SHORT EXERCISE: Can you find the lines of the listing that include "axpert" and copy every one?

PROVIDED RECORDS:
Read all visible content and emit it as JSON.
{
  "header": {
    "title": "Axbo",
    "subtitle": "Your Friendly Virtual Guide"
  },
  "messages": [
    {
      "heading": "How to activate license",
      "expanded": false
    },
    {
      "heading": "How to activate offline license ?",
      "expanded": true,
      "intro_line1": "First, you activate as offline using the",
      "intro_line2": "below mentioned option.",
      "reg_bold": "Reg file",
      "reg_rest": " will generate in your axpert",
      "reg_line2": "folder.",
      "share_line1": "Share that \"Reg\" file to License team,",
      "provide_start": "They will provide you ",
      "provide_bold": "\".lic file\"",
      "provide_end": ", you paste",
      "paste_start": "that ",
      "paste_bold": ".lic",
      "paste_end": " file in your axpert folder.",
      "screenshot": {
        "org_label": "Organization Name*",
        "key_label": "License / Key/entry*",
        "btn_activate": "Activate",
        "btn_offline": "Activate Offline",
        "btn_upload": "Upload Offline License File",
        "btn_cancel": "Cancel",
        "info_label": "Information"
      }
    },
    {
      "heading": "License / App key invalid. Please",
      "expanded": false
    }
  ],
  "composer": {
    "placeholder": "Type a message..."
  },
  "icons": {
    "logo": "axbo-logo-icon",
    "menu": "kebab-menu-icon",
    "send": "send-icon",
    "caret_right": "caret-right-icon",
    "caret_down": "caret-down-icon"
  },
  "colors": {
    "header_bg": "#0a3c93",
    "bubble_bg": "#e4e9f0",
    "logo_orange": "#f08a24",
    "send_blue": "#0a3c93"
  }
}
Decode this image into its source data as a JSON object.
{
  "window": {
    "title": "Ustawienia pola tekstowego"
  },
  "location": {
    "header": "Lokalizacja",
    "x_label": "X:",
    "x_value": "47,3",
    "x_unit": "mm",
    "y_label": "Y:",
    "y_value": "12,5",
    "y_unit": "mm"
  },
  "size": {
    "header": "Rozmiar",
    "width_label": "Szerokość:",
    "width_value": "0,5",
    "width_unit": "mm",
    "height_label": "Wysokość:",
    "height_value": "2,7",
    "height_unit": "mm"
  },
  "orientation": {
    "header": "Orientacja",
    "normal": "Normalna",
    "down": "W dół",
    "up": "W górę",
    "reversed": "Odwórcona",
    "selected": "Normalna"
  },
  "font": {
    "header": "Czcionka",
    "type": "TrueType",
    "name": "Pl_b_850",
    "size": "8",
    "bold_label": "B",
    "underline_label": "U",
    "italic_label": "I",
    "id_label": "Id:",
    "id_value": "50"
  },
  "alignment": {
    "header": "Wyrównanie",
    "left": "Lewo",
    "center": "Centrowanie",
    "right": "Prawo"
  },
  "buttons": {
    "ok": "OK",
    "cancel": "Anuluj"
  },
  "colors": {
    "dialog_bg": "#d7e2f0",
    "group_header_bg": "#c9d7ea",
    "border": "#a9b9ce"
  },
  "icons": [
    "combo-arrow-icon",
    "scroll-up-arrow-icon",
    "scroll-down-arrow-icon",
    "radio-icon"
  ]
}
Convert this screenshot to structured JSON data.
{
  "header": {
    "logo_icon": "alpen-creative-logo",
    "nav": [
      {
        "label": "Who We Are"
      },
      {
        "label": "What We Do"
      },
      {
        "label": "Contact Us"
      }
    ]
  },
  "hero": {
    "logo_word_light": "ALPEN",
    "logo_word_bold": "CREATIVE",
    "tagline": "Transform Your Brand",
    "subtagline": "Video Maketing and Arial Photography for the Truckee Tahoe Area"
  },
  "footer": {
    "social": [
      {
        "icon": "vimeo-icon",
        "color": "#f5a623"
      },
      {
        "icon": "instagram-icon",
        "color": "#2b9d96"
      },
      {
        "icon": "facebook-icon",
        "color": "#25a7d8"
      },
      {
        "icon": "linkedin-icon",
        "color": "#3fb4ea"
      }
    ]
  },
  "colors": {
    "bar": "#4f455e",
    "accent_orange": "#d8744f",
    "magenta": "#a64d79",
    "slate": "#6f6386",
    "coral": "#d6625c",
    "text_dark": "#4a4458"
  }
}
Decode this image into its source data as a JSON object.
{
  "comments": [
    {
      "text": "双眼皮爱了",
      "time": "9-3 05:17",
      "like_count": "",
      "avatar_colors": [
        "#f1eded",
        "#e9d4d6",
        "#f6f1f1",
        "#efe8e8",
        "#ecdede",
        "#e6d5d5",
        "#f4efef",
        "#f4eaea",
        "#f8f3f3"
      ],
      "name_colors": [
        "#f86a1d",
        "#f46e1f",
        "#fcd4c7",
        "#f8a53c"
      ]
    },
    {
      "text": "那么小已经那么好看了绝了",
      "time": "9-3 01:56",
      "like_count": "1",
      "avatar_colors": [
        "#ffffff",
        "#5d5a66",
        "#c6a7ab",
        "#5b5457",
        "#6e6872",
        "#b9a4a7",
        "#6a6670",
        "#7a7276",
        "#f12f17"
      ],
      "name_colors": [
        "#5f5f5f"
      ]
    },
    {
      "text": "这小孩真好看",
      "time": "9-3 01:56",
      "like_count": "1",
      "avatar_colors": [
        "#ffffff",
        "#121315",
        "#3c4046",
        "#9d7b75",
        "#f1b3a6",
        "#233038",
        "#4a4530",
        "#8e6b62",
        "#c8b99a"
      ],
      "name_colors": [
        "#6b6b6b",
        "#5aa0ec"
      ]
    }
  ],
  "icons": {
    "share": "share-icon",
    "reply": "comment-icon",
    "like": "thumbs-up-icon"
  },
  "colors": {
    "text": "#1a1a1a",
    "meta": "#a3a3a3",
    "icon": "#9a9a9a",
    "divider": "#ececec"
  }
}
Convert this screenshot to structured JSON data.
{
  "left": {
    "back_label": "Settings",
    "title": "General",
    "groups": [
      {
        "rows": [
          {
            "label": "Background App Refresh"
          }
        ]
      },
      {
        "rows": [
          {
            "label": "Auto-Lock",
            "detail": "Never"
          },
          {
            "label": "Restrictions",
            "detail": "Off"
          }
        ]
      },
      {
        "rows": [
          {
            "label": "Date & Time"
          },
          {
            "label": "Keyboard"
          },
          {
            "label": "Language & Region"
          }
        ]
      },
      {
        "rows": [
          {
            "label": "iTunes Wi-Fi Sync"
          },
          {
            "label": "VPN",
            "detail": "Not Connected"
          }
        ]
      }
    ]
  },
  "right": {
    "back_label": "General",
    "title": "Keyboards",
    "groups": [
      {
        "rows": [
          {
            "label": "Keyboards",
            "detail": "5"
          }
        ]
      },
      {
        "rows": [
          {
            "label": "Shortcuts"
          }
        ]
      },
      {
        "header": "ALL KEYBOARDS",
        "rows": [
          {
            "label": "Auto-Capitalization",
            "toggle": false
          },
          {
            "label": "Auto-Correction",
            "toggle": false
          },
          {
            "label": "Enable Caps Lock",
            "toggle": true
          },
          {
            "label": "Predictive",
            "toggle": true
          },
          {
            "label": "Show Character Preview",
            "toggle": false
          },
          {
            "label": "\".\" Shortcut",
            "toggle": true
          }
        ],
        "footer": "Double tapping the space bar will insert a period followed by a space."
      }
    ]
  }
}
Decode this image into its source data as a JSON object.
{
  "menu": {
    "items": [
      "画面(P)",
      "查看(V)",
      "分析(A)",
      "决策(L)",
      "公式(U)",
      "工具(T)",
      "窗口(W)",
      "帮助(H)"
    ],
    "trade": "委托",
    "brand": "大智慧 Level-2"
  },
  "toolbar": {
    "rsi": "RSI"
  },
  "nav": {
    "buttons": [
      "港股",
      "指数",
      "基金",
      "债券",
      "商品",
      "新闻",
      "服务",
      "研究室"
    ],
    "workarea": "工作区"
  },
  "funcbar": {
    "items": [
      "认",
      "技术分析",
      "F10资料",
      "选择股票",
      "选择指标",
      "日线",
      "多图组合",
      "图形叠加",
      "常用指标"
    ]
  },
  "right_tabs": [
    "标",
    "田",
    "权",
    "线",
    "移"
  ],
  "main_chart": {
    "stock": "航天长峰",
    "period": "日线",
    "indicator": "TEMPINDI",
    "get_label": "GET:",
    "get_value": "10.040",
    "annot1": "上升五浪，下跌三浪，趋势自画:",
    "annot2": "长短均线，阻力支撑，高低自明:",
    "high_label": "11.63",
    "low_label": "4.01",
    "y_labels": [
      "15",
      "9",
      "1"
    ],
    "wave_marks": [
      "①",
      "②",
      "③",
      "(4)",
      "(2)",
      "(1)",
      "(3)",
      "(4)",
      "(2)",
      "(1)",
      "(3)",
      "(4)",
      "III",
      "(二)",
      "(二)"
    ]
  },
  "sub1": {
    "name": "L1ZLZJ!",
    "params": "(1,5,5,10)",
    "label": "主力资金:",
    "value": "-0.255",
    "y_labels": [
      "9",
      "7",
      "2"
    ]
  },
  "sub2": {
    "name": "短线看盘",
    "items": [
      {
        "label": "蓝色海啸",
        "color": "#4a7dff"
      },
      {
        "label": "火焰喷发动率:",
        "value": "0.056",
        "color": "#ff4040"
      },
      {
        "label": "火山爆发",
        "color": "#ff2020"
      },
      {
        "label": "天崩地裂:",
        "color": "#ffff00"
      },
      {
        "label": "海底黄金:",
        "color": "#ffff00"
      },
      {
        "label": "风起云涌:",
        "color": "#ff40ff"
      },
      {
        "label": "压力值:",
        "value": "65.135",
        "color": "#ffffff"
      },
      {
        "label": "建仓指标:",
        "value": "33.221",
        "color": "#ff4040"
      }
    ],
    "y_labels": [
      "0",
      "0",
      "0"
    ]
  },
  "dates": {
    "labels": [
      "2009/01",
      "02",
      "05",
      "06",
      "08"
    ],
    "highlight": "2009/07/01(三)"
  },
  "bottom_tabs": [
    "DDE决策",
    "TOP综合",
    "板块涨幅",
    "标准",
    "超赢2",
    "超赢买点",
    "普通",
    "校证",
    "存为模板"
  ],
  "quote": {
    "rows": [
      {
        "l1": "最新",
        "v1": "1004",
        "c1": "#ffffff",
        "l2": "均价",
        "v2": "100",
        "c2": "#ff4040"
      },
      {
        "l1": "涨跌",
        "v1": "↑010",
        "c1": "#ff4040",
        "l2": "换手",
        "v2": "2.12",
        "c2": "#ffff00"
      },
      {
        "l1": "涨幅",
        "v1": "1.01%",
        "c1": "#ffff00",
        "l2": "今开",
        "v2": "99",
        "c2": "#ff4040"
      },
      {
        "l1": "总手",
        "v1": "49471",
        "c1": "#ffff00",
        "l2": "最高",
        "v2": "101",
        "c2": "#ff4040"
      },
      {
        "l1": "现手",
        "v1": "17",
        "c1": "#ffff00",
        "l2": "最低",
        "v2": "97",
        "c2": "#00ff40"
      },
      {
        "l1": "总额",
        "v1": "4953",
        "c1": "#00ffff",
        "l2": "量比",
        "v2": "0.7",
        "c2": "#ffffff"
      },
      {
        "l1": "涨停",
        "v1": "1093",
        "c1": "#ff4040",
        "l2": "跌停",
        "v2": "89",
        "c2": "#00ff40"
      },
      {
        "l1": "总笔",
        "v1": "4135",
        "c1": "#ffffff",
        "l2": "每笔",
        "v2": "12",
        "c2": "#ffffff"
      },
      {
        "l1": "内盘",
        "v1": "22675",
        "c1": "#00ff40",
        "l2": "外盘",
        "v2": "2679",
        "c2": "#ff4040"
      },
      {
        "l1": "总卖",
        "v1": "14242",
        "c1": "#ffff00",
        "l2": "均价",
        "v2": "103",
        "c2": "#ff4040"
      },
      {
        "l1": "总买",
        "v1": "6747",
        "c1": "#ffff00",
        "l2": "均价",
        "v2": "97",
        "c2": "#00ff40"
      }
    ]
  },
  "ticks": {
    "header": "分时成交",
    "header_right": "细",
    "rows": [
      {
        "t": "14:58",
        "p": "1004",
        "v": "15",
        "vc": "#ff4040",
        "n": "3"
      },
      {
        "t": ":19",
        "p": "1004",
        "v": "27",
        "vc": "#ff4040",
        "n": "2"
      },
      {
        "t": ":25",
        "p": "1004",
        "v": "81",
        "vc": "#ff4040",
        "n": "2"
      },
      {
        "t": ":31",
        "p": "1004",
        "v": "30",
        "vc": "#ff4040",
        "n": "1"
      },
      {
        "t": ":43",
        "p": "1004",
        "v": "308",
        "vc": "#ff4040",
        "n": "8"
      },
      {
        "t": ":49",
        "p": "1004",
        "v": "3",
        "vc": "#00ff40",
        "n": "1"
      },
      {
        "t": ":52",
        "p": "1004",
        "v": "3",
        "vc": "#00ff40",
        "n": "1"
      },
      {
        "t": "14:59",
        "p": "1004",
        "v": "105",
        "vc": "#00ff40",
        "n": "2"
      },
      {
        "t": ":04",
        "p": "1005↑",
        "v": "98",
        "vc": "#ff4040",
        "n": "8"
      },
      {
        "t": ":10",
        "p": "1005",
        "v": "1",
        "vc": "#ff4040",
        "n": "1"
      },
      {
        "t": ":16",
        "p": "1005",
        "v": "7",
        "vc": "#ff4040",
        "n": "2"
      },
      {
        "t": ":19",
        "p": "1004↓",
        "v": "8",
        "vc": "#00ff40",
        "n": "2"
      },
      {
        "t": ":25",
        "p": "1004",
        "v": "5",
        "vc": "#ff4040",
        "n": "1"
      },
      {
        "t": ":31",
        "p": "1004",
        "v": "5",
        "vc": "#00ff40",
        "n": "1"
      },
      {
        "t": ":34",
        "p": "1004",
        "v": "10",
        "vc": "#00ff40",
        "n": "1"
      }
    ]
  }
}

RESULT OF THIS TASK:
      "reg_rest": " will generate in your axpert",
      "paste_end": " file in your axpert folder.",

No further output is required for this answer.